■ WHAT YOU NEED TO DO
Comb the records below for the string "description" and copy each line where it turns up.

◇ ◇ ◇ ◇

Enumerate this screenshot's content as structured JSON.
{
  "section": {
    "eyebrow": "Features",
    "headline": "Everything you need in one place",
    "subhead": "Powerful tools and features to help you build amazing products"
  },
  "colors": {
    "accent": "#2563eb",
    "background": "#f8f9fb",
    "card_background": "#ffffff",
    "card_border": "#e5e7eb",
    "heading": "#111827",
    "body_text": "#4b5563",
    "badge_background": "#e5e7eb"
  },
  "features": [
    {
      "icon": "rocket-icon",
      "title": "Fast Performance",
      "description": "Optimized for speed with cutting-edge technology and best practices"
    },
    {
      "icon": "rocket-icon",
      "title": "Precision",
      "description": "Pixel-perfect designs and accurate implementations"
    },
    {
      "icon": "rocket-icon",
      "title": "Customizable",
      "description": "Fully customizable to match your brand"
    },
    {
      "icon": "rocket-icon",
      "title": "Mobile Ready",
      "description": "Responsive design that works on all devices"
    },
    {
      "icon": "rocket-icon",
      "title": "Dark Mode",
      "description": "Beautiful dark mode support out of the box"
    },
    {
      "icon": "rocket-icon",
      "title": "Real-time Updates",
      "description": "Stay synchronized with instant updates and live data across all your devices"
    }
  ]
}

◇ ◇ ◇ ◇

■ ANSWER
      "description": "Optimized for speed with cutting-edge technology and best practices"
      "description": "Pixel-perfect designs and accurate implementations"
      "description": "Fully customizable to match your brand"
      "description": "Responsive design that works on all devices"
      "description": "Beautiful dark mode support out of the box"
      "description": "Stay synchronized with instant updates and live data across all your devices"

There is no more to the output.